# Start of Raw data

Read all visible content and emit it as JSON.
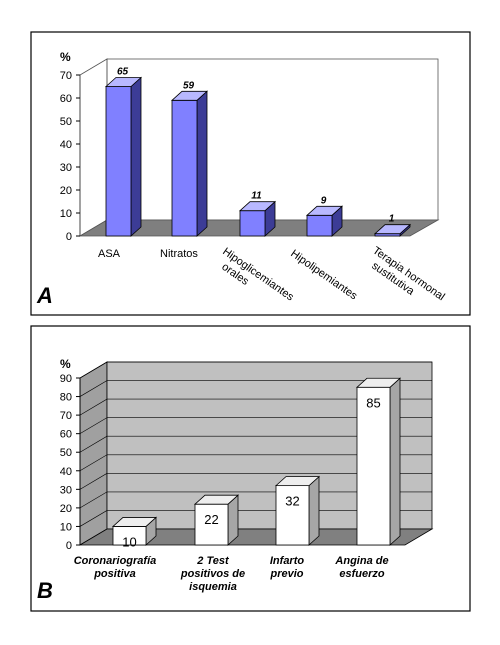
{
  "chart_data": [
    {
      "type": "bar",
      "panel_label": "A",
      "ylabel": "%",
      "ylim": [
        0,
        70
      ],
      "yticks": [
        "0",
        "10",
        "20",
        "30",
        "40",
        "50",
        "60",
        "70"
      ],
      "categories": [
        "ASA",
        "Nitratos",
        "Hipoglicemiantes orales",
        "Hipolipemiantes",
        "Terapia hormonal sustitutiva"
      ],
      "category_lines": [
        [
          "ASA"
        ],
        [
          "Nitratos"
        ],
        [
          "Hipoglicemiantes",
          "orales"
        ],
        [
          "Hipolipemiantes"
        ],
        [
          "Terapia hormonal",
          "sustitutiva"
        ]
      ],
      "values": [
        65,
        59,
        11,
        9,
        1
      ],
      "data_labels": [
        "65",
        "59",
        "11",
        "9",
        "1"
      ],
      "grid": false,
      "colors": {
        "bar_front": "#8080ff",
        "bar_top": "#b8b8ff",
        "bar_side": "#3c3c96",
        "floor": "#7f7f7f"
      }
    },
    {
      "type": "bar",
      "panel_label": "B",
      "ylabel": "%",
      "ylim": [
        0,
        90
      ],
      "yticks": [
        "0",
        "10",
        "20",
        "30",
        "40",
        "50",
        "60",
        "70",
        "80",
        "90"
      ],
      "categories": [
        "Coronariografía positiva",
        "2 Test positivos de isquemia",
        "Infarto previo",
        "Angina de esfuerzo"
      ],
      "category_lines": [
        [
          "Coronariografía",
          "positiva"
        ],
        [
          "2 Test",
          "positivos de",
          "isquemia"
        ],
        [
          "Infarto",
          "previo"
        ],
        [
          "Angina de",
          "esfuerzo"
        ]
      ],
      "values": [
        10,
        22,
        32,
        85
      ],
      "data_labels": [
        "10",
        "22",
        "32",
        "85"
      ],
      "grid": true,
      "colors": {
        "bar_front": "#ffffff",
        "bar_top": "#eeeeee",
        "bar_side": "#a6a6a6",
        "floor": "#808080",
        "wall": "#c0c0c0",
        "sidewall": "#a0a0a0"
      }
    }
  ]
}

# End of Raw data

**Exercise details:**
Find all lines where the word "positivos" appears. Copy them.

**Result of this exercise:**
        "2 Test positivos de isquemia",
          "positivos de",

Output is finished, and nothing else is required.